▸ YOUR OBJECTIVE:
Copy out all lines that carry the word "glpg".

— begin —

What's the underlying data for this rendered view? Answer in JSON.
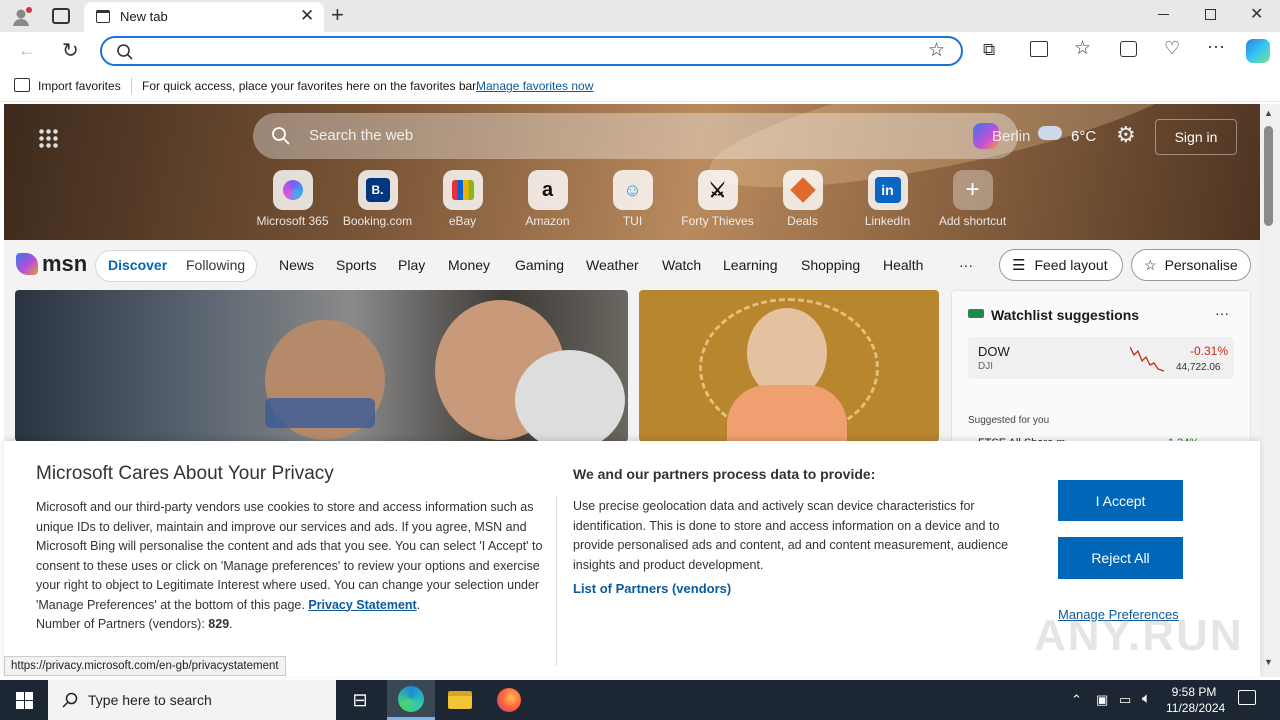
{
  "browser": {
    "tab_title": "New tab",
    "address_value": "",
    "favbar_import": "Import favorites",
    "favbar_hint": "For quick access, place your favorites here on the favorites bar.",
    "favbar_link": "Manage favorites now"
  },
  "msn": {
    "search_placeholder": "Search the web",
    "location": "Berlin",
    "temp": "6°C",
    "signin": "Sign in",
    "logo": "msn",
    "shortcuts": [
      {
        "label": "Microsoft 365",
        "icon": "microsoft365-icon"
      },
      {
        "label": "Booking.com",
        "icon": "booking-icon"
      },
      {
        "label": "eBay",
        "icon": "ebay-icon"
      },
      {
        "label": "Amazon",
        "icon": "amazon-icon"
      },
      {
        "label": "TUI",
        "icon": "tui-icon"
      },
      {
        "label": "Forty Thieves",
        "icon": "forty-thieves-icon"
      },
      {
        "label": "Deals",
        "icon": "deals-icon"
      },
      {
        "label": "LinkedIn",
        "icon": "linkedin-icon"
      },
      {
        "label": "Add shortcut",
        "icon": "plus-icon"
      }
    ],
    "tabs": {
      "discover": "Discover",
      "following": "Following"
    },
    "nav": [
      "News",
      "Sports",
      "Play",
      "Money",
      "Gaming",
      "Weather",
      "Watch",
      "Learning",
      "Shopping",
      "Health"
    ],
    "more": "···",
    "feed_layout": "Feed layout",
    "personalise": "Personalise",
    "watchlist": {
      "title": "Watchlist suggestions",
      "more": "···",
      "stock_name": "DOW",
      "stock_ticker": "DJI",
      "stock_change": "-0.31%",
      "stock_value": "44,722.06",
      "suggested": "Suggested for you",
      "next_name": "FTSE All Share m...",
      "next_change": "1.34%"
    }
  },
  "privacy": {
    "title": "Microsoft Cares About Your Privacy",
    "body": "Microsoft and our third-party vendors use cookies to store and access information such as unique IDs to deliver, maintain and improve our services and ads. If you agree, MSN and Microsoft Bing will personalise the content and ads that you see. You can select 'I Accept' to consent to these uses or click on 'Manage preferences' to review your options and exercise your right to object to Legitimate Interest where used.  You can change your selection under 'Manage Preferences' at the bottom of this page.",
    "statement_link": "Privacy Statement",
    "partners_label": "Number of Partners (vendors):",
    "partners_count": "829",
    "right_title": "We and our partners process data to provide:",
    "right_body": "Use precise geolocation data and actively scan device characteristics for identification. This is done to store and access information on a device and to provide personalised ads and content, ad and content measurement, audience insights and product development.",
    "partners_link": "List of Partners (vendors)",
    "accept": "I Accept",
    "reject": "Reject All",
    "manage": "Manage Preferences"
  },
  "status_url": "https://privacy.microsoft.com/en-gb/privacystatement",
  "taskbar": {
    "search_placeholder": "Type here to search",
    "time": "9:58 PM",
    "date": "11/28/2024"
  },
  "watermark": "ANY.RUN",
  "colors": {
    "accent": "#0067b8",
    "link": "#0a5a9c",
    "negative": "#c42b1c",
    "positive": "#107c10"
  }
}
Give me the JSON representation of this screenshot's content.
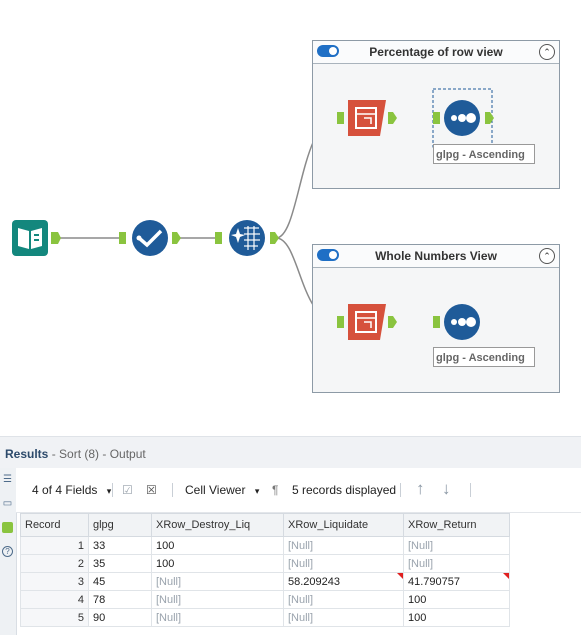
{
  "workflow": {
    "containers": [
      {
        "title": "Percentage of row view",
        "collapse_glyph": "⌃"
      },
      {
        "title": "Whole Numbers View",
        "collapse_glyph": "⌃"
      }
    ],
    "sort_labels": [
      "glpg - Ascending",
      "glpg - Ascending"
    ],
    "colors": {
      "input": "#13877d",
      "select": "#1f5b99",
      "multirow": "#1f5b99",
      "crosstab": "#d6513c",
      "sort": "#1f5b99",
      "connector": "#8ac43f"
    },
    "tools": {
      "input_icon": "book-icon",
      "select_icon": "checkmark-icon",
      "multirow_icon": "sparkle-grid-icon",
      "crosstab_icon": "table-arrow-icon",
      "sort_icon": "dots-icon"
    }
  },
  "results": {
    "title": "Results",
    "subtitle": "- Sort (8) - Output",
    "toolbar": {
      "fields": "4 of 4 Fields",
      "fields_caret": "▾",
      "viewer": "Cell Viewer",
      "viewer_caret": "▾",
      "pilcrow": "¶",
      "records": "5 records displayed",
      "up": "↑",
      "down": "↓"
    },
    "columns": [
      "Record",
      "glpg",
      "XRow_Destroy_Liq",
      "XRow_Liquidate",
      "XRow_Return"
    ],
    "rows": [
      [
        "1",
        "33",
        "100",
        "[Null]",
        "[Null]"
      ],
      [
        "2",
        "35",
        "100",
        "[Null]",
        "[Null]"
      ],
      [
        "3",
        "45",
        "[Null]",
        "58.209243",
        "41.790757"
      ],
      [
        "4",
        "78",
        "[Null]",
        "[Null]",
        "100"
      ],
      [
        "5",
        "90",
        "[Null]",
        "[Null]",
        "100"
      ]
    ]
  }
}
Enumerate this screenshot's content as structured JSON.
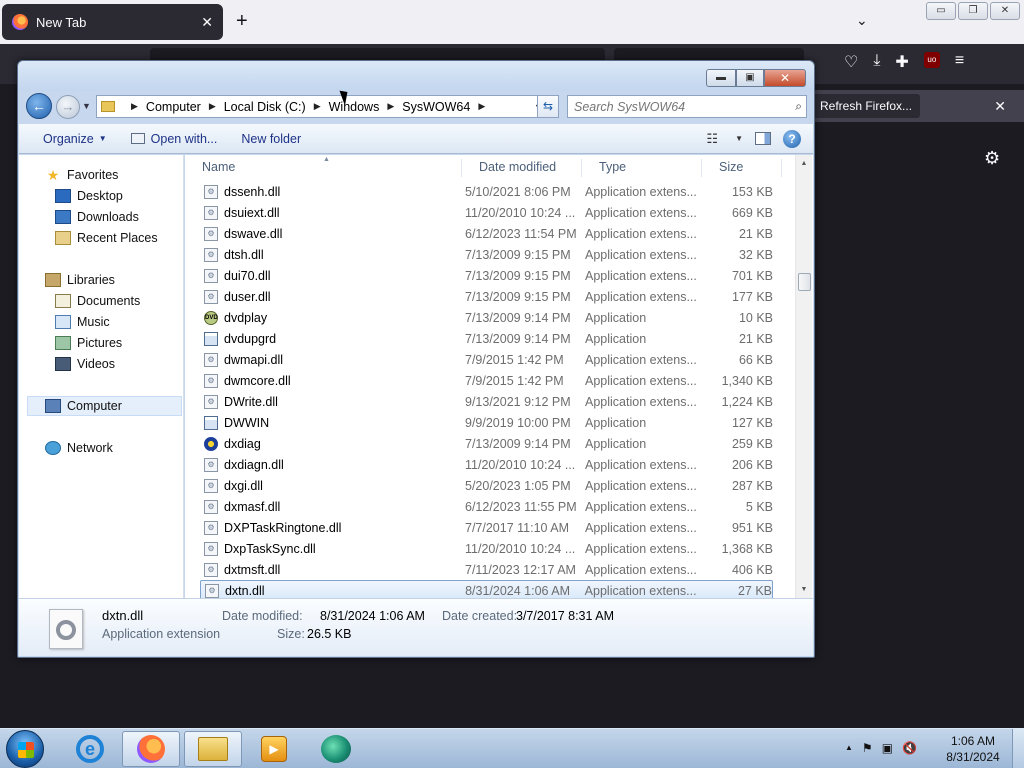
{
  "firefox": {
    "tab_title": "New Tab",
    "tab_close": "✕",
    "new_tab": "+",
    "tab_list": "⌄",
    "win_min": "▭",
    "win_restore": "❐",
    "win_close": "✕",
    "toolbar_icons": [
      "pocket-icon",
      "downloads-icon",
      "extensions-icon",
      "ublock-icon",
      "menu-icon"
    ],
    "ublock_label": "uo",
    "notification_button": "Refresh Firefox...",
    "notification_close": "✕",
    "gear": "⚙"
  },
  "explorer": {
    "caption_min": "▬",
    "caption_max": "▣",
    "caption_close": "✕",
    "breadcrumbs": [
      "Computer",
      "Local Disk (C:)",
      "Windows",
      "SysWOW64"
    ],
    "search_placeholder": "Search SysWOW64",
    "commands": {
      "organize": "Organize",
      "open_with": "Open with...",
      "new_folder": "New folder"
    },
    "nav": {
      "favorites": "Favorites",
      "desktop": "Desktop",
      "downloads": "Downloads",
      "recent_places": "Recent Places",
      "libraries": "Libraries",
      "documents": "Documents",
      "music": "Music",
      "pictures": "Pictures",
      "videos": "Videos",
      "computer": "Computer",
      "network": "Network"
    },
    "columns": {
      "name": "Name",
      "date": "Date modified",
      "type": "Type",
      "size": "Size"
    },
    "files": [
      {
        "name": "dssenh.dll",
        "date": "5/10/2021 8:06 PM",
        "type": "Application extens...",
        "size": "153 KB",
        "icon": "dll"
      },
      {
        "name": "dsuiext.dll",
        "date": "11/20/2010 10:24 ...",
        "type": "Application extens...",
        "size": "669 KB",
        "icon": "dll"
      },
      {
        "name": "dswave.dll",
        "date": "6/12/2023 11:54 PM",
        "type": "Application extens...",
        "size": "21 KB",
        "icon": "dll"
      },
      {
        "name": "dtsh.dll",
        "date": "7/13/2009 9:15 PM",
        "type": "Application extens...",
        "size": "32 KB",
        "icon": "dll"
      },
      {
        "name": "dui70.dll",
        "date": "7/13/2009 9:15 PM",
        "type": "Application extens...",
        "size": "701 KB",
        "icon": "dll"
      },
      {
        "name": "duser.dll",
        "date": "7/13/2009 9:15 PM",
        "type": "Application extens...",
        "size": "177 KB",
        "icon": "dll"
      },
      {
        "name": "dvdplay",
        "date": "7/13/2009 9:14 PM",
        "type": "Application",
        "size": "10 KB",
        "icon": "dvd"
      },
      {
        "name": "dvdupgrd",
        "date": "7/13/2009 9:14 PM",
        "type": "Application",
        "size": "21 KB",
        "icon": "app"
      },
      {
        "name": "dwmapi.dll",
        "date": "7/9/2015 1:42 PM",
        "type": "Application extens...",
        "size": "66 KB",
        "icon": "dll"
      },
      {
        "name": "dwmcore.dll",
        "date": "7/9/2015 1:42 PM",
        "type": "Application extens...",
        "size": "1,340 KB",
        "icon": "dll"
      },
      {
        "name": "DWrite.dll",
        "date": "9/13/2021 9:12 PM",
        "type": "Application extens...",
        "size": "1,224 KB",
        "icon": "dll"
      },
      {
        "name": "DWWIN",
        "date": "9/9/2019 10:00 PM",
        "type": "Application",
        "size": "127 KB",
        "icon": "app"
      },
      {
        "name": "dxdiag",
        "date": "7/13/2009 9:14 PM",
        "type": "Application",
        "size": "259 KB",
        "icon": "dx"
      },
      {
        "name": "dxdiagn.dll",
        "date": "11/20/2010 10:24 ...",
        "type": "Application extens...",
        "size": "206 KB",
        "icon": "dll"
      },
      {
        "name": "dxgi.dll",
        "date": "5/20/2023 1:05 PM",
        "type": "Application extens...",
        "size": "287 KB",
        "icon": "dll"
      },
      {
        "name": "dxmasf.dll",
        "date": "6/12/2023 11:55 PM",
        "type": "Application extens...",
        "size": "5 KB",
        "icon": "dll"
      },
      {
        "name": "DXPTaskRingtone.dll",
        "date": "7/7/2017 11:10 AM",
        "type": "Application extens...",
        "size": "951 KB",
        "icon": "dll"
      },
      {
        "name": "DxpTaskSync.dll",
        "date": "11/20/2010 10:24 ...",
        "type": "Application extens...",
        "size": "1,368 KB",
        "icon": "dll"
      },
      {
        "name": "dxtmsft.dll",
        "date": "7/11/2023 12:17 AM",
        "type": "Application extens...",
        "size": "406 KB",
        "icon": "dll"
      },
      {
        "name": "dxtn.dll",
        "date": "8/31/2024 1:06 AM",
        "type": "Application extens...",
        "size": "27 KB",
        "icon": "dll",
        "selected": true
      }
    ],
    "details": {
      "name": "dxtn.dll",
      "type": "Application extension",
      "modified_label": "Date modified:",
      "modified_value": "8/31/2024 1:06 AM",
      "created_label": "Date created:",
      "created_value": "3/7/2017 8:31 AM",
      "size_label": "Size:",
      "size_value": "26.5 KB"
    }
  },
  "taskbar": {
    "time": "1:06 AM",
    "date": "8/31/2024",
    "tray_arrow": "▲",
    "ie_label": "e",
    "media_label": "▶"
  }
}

— end —

▸ RESULT OF THE TASK:
      "glpg - Ascending",
      "glpg - Ascending"
      "glpg",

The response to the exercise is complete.